# Start of Dataset records
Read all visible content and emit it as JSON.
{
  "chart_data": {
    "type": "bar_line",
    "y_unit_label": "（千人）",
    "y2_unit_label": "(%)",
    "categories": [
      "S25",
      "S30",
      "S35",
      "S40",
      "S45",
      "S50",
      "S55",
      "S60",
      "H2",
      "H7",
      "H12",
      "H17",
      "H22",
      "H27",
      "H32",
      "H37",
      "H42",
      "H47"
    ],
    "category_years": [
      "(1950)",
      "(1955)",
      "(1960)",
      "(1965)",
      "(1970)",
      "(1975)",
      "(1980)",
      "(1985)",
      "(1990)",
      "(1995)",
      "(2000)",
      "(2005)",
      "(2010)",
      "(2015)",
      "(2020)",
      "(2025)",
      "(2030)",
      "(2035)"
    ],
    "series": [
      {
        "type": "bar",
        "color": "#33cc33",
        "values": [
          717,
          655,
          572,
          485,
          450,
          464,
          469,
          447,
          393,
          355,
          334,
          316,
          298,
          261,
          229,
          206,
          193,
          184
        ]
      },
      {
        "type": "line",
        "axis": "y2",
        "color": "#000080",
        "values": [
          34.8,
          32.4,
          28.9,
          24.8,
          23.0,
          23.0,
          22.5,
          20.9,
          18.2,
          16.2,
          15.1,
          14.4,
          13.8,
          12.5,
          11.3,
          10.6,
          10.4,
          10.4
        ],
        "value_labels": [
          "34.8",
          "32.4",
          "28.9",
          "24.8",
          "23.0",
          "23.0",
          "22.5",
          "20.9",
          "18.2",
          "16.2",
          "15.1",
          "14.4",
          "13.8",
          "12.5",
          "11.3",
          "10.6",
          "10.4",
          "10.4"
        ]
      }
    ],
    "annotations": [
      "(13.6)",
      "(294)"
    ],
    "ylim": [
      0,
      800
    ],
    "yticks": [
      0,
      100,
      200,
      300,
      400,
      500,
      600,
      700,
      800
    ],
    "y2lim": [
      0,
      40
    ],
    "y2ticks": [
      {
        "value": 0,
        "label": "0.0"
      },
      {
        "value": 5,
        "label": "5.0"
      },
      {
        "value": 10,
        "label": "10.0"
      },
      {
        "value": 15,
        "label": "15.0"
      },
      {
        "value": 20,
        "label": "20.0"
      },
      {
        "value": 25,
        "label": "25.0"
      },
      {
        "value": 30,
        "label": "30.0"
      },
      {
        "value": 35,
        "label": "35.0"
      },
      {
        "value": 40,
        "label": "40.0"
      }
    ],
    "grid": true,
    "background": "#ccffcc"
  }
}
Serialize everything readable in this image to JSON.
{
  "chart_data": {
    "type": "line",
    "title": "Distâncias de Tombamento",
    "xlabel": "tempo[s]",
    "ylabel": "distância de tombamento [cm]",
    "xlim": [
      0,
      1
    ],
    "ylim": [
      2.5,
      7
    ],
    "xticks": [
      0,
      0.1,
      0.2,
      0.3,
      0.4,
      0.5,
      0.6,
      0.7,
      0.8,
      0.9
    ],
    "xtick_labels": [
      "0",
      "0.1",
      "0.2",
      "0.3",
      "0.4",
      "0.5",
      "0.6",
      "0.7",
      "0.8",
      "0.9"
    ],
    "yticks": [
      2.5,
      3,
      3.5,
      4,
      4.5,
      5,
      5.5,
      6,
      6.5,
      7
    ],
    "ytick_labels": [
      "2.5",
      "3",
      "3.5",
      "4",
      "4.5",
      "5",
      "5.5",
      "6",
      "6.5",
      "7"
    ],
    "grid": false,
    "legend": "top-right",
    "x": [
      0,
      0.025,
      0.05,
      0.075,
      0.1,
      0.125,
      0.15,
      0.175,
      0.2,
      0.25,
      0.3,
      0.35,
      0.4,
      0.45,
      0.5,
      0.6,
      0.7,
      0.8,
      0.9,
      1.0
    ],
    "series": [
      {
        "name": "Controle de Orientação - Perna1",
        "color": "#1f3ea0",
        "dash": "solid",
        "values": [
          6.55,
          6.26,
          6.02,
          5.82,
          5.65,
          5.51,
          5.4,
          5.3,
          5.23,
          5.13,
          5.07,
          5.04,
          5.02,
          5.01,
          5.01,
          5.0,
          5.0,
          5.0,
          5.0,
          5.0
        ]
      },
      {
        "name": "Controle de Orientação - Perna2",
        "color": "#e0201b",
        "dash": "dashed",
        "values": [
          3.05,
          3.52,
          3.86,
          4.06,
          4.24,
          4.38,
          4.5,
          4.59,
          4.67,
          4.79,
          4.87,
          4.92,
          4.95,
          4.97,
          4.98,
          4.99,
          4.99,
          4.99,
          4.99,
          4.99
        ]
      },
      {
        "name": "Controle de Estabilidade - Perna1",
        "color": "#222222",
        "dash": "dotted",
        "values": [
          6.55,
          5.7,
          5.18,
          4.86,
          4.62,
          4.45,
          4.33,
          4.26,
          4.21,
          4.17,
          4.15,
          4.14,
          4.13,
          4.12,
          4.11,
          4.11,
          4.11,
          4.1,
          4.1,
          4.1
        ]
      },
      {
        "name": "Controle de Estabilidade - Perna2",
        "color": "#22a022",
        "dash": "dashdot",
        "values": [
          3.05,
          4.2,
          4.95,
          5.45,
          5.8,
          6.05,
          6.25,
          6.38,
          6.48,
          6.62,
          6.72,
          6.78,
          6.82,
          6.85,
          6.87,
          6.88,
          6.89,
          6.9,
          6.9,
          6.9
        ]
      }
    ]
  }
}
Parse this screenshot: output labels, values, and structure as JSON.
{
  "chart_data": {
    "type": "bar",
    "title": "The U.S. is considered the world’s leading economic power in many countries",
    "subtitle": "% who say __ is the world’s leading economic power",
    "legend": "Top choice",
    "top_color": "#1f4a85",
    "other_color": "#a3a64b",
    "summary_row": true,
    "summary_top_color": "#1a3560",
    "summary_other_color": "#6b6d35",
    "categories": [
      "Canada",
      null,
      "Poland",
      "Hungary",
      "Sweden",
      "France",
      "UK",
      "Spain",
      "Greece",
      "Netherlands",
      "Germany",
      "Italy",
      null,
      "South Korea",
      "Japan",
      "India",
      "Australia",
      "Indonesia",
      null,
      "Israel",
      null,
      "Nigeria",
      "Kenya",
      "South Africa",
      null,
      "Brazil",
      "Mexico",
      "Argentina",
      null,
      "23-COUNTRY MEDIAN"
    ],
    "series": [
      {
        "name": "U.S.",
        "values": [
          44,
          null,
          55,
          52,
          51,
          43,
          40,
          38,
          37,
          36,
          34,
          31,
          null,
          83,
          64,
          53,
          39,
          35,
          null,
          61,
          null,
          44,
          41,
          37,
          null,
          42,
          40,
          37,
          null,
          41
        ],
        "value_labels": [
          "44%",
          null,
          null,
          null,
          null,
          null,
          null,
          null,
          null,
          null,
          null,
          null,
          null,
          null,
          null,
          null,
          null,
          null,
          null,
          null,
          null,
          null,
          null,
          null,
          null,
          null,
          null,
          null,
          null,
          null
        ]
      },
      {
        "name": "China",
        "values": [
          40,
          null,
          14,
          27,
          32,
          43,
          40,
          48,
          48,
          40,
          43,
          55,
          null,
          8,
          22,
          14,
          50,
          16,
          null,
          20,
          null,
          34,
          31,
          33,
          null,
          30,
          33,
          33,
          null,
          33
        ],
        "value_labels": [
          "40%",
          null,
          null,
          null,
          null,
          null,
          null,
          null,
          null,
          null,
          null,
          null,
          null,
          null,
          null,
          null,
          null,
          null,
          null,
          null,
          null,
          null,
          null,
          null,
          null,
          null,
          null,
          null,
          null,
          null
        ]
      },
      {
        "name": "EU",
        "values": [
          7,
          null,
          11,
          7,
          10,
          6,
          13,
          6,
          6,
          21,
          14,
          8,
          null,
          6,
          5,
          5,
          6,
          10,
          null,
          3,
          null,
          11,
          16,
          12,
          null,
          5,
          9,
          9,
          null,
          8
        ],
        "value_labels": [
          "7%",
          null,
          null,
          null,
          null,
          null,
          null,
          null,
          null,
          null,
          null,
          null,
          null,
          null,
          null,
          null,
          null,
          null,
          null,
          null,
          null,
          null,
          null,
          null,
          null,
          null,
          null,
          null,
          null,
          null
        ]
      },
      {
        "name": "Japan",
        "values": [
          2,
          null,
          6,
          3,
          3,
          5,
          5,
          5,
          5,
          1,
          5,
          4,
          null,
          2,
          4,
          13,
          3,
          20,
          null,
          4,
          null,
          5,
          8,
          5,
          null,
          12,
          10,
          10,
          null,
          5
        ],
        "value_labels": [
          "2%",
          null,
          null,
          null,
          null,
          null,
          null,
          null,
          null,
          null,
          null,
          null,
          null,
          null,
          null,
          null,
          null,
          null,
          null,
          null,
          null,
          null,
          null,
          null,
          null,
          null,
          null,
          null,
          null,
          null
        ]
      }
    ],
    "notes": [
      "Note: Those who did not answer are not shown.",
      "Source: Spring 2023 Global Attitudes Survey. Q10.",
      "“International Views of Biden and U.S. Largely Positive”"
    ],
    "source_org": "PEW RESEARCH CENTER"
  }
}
# End of Dataset records
> [What you need to do] In the listing, find each line with the string "Controle" and copy it.

> [Written reply]
        "name": "Controle de Orientação - Perna1",
        "name": "Controle de Orientação - Perna2",
        "name": "Controle de Estabilidade - Perna1",
        "name": "Controle de Estabilidade - Perna2",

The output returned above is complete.